DATA SHOWN -
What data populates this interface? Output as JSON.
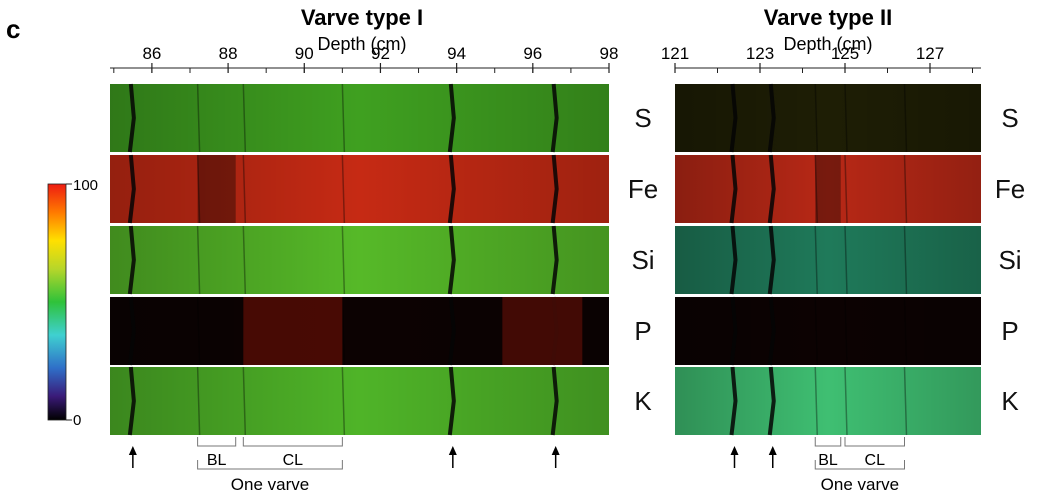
{
  "panel_letter": "c",
  "colorbar": {
    "max_label": "100",
    "min_label": "0",
    "colors": [
      "#000000",
      "#3a1a78",
      "#2f6fc8",
      "#3fd0d0",
      "#2fc23a",
      "#b6d62a",
      "#ffe000",
      "#ff7a00",
      "#ee1c12"
    ]
  },
  "elements": [
    {
      "symbol": "S",
      "color": "#3fa020",
      "color2": "#1e1e05"
    },
    {
      "symbol": "Fe",
      "color": "#c62a14",
      "color2": "#b82816"
    },
    {
      "symbol": "Si",
      "color": "#56b928",
      "color2": "#1f7a5a"
    },
    {
      "symbol": "P",
      "color": "#0c0202",
      "color2": "#0c0202"
    },
    {
      "symbol": "K",
      "color": "#4fb428",
      "color2": "#3fbf72"
    }
  ],
  "panels": [
    {
      "title": "Varve type I",
      "axis_label": "Depth (cm)",
      "ticks": [
        "86",
        "88",
        "90",
        "92",
        "94",
        "96",
        "98"
      ],
      "tick_values": [
        86,
        88,
        90,
        92,
        94,
        96,
        98
      ],
      "domain": [
        84.9,
        98
      ],
      "arrows_at": [
        85.5,
        93.9,
        96.6
      ],
      "bl": {
        "from": 87.2,
        "to": 88.2,
        "label": "BL"
      },
      "cl": {
        "from": 88.4,
        "to": 91.0,
        "label": "CL"
      },
      "varve": {
        "from": 87.2,
        "to": 91.0,
        "label": "One varve"
      }
    },
    {
      "title": "Varve type II",
      "axis_label": "Depth (cm)",
      "ticks": [
        "121",
        "123",
        "125",
        "127"
      ],
      "tick_values": [
        121,
        123,
        125,
        127
      ],
      "domain": [
        121,
        128.2
      ],
      "arrows_at": [
        122.4,
        123.3
      ],
      "bl": {
        "from": 124.3,
        "to": 124.9,
        "label": "BL"
      },
      "cl": {
        "from": 125.0,
        "to": 126.4,
        "label": "CL"
      },
      "varve": {
        "from": 124.3,
        "to": 126.4,
        "label": "One varve"
      }
    }
  ]
}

TASK DESCRIPTION - Your task is to gather all lines from the entries above that hold the word "title".

THE RESPONSE -
      "title": "Varve type I",
      "title": "Varve type II",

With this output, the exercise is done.